Write out the data below in full. Keep it exact.

▸ Extracted data entries:
┄┄┄┄┄┄┄┄┄┄

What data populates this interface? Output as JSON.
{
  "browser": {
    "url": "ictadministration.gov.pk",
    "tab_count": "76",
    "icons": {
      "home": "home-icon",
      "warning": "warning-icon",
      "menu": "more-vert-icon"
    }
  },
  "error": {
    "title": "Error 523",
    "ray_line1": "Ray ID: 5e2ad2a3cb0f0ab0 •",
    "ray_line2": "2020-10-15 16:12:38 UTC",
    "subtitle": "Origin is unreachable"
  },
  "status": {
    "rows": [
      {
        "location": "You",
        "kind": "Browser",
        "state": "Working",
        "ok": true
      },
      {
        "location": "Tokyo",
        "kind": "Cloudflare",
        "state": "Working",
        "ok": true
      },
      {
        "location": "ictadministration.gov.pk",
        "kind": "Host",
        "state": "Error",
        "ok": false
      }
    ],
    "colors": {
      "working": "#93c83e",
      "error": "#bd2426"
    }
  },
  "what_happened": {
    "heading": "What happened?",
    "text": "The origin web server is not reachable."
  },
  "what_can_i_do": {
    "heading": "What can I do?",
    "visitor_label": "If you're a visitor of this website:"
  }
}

┄┄┄┄┄┄┄┄┄┄

▸ Result below:
What data populates this interface? Output as JSON.
{
  "browser": {
    "url": "ictadministration.gov.pk",
    "tab_count": "76",
    "icons": {
      "home": "home-icon",
      "warning": "warning-icon",
      "menu": "more-vert-icon"
    }
  },
  "error": {
    "title": "Error 523",
    "ray_line1": "Ray ID: 5e2ad2a3cb0f0ab0 •",
    "ray_line2": "2020-10-15 16:12:38 UTC",
    "subtitle": "Origin is unreachable"
  },
  "status": {
    "rows": [
      {
        "location": "You",
        "kind": "Browser",
        "state": "Working",
        "ok": true
      },
      {
        "location": "Tokyo",
        "kind": "Cloudflare",
        "state": "Working",
        "ok": true
      },
      {
        "location": "ictadministration.gov.pk",
        "kind": "Host",
        "state": "Error",
        "ok": false
      }
    ],
    "colors": {
      "working": "#93c83e",
      "error": "#bd2426"
    }
  },
  "what_happened": {
    "heading": "What happened?",
    "text": "The origin web server is not reachable."
  },
  "what_can_i_do": {
    "heading": "What can I do?",
    "visitor_label": "If you're a visitor of this website:"
  }
}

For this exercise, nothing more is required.